• [Work to complete]: Can you retype every record below exactly as written?

◇ ◇ ◇

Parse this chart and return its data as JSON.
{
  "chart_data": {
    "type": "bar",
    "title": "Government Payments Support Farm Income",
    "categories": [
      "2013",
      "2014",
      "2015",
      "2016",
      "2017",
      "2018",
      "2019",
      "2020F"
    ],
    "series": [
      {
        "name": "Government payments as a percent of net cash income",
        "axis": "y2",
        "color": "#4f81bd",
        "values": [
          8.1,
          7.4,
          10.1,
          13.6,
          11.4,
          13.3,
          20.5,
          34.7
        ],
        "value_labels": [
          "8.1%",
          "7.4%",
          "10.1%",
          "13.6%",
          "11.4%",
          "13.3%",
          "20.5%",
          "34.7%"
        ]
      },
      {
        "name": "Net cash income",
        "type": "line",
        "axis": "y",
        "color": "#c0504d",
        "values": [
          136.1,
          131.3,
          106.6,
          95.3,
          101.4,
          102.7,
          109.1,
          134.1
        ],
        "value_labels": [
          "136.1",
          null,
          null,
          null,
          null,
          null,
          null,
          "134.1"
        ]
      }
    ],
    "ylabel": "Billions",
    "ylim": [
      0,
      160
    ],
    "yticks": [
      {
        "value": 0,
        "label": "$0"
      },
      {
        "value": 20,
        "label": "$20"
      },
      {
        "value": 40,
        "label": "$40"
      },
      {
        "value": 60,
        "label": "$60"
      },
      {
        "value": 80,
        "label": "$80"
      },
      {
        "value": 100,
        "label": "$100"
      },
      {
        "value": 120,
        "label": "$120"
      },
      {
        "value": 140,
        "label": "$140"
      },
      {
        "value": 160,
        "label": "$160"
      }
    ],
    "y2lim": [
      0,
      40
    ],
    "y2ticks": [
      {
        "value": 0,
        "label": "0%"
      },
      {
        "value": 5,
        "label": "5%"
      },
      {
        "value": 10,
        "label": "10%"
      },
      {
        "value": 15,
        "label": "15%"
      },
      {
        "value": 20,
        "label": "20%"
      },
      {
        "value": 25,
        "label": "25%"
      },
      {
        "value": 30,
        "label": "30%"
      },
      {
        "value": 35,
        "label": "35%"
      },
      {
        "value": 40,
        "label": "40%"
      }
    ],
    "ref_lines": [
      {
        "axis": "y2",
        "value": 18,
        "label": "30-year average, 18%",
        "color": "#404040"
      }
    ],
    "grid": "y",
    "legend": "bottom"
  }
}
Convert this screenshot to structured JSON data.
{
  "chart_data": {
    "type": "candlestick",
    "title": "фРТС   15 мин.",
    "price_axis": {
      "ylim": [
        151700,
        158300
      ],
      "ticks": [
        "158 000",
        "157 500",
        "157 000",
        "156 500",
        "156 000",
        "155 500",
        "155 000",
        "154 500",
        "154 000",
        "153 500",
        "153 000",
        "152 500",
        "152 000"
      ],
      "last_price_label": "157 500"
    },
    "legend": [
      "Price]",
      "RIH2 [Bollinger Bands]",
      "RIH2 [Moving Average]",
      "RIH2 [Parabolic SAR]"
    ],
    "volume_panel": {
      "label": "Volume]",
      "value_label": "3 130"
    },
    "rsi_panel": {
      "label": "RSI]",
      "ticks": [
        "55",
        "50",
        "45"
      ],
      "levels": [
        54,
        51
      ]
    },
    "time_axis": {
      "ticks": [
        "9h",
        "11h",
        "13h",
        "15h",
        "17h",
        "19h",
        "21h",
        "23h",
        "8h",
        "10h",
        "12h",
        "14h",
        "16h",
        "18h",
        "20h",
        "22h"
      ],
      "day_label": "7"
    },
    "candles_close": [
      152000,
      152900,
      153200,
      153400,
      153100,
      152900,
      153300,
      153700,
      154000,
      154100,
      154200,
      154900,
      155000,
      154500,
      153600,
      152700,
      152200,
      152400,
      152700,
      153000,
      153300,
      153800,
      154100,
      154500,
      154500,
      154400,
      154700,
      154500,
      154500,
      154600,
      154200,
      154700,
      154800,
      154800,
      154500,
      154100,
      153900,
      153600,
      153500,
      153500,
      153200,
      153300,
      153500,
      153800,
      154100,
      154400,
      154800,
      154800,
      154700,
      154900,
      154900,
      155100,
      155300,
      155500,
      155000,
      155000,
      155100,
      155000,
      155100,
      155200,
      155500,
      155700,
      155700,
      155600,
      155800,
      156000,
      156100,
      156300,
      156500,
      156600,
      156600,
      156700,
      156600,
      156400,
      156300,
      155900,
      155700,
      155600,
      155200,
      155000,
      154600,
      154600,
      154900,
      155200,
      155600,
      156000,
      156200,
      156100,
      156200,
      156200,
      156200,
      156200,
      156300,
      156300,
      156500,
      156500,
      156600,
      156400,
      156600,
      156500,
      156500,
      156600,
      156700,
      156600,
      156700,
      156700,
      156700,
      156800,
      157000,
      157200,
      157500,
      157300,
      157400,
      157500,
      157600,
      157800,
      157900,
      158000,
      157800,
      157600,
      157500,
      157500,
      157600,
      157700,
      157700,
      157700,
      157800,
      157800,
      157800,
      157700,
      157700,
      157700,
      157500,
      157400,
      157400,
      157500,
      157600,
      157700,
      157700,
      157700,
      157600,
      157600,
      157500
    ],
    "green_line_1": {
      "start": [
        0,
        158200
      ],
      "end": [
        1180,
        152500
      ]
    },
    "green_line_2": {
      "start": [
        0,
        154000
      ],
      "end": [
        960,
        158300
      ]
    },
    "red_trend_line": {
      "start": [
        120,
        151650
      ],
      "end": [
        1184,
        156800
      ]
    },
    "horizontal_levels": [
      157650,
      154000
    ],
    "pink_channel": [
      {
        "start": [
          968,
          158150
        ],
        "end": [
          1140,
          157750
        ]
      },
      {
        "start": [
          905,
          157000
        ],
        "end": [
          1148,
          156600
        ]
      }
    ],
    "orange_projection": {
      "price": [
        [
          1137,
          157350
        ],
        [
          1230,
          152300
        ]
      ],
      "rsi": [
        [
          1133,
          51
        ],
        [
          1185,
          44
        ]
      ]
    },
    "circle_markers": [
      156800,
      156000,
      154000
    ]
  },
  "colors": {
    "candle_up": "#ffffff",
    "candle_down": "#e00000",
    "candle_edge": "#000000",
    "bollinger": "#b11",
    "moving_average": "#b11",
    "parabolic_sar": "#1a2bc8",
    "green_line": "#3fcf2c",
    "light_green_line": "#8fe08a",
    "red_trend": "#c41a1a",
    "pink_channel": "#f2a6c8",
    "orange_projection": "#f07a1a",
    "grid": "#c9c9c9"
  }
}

◇ ◇ ◇

• [Exercise result]:
Parse this chart and return its data as JSON.
{
  "chart_data": {
    "type": "bar",
    "title": "Government Payments Support Farm Income",
    "categories": [
      "2013",
      "2014",
      "2015",
      "2016",
      "2017",
      "2018",
      "2019",
      "2020F"
    ],
    "series": [
      {
        "name": "Government payments as a percent of net cash income",
        "axis": "y2",
        "color": "#4f81bd",
        "values": [
          8.1,
          7.4,
          10.1,
          13.6,
          11.4,
          13.3,
          20.5,
          34.7
        ],
        "value_labels": [
          "8.1%",
          "7.4%",
          "10.1%",
          "13.6%",
          "11.4%",
          "13.3%",
          "20.5%",
          "34.7%"
        ]
      },
      {
        "name": "Net cash income",
        "type": "line",
        "axis": "y",
        "color": "#c0504d",
        "values": [
          136.1,
          131.3,
          106.6,
          95.3,
          101.4,
          102.7,
          109.1,
          134.1
        ],
        "value_labels": [
          "136.1",
          null,
          null,
          null,
          null,
          null,
          null,
          "134.1"
        ]
      }
    ],
    "ylabel": "Billions",
    "ylim": [
      0,
      160
    ],
    "yticks": [
      {
        "value": 0,
        "label": "$0"
      },
      {
        "value": 20,
        "label": "$20"
      },
      {
        "value": 40,
        "label": "$40"
      },
      {
        "value": 60,
        "label": "$60"
      },
      {
        "value": 80,
        "label": "$80"
      },
      {
        "value": 100,
        "label": "$100"
      },
      {
        "value": 120,
        "label": "$120"
      },
      {
        "value": 140,
        "label": "$140"
      },
      {
        "value": 160,
        "label": "$160"
      }
    ],
    "y2lim": [
      0,
      40
    ],
    "y2ticks": [
      {
        "value": 0,
        "label": "0%"
      },
      {
        "value": 5,
        "label": "5%"
      },
      {
        "value": 10,
        "label": "10%"
      },
      {
        "value": 15,
        "label": "15%"
      },
      {
        "value": 20,
        "label": "20%"
      },
      {
        "value": 25,
        "label": "25%"
      },
      {
        "value": 30,
        "label": "30%"
      },
      {
        "value": 35,
        "label": "35%"
      },
      {
        "value": 40,
        "label": "40%"
      }
    ],
    "ref_lines": [
      {
        "axis": "y2",
        "value": 18,
        "label": "30-year average, 18%",
        "color": "#404040"
      }
    ],
    "grid": "y",
    "legend": "bottom"
  }
}
Convert this screenshot to structured JSON data.
{
  "chart_data": {
    "type": "candlestick",
    "title": "фРТС   15 мин.",
    "price_axis": {
      "ylim": [
        151700,
        158300
      ],
      "ticks": [
        "158 000",
        "157 500",
        "157 000",
        "156 500",
        "156 000",
        "155 500",
        "155 000",
        "154 500",
        "154 000",
        "153 500",
        "153 000",
        "152 500",
        "152 000"
      ],
      "last_price_label": "157 500"
    },
    "legend": [
      "Price]",
      "RIH2 [Bollinger Bands]",
      "RIH2 [Moving Average]",
      "RIH2 [Parabolic SAR]"
    ],
    "volume_panel": {
      "label": "Volume]",
      "value_label": "3 130"
    },
    "rsi_panel": {
      "label": "RSI]",
      "ticks": [
        "55",
        "50",
        "45"
      ],
      "levels": [
        54,
        51
      ]
    },
    "time_axis": {
      "ticks": [
        "9h",
        "11h",
        "13h",
        "15h",
        "17h",
        "19h",
        "21h",
        "23h",
        "8h",
        "10h",
        "12h",
        "14h",
        "16h",
        "18h",
        "20h",
        "22h"
      ],
      "day_label": "7"
    },
    "candles_close": [
      152000,
      152900,
      153200,
      153400,
      153100,
      152900,
      153300,
      153700,
      154000,
      154100,
      154200,
      154900,
      155000,
      154500,
      153600,
      152700,
      152200,
      152400,
      152700,
      153000,
      153300,
      153800,
      154100,
      154500,
      154500,
      154400,
      154700,
      154500,
      154500,
      154600,
      154200,
      154700,
      154800,
      154800,
      154500,
      154100,
      153900,
      153600,
      153500,
      153500,
      153200,
      153300,
      153500,
      153800,
      154100,
      154400,
      154800,
      154800,
      154700,
      154900,
      154900,
      155100,
      155300,
      155500,
      155000,
      155000,
      155100,
      155000,
      155100,
      155200,
      155500,
      155700,
      155700,
      155600,
      155800,
      156000,
      156100,
      156300,
      156500,
      156600,
      156600,
      156700,
      156600,
      156400,
      156300,
      155900,
      155700,
      155600,
      155200,
      155000,
      154600,
      154600,
      154900,
      155200,
      155600,
      156000,
      156200,
      156100,
      156200,
      156200,
      156200,
      156200,
      156300,
      156300,
      156500,
      156500,
      156600,
      156400,
      156600,
      156500,
      156500,
      156600,
      156700,
      156600,
      156700,
      156700,
      156700,
      156800,
      157000,
      157200,
      157500,
      157300,
      157400,
      157500,
      157600,
      157800,
      157900,
      158000,
      157800,
      157600,
      157500,
      157500,
      157600,
      157700,
      157700,
      157700,
      157800,
      157800,
      157800,
      157700,
      157700,
      157700,
      157500,
      157400,
      157400,
      157500,
      157600,
      157700,
      157700,
      157700,
      157600,
      157600,
      157500
    ],
    "green_line_1": {
      "start": [
        0,
        158200
      ],
      "end": [
        1180,
        152500
      ]
    },
    "green_line_2": {
      "start": [
        0,
        154000
      ],
      "end": [
        960,
        158300
      ]
    },
    "red_trend_line": {
      "start": [
        120,
        151650
      ],
      "end": [
        1184,
        156800
      ]
    },
    "horizontal_levels": [
      157650,
      154000
    ],
    "pink_channel": [
      {
        "start": [
          968,
          158150
        ],
        "end": [
          1140,
          157750
        ]
      },
      {
        "start": [
          905,
          157000
        ],
        "end": [
          1148,
          156600
        ]
      }
    ],
    "orange_projection": {
      "price": [
        [
          1137,
          157350
        ],
        [
          1230,
          152300
        ]
      ],
      "rsi": [
        [
          1133,
          51
        ],
        [
          1185,
          44
        ]
      ]
    },
    "circle_markers": [
      156800,
      156000,
      154000
    ]
  },
  "colors": {
    "candle_up": "#ffffff",
    "candle_down": "#e00000",
    "candle_edge": "#000000",
    "bollinger": "#b11",
    "moving_average": "#b11",
    "parabolic_sar": "#1a2bc8",
    "green_line": "#3fcf2c",
    "light_green_line": "#8fe08a",
    "red_trend": "#c41a1a",
    "pink_channel": "#f2a6c8",
    "orange_projection": "#f07a1a",
    "grid": "#c9c9c9"
  }
}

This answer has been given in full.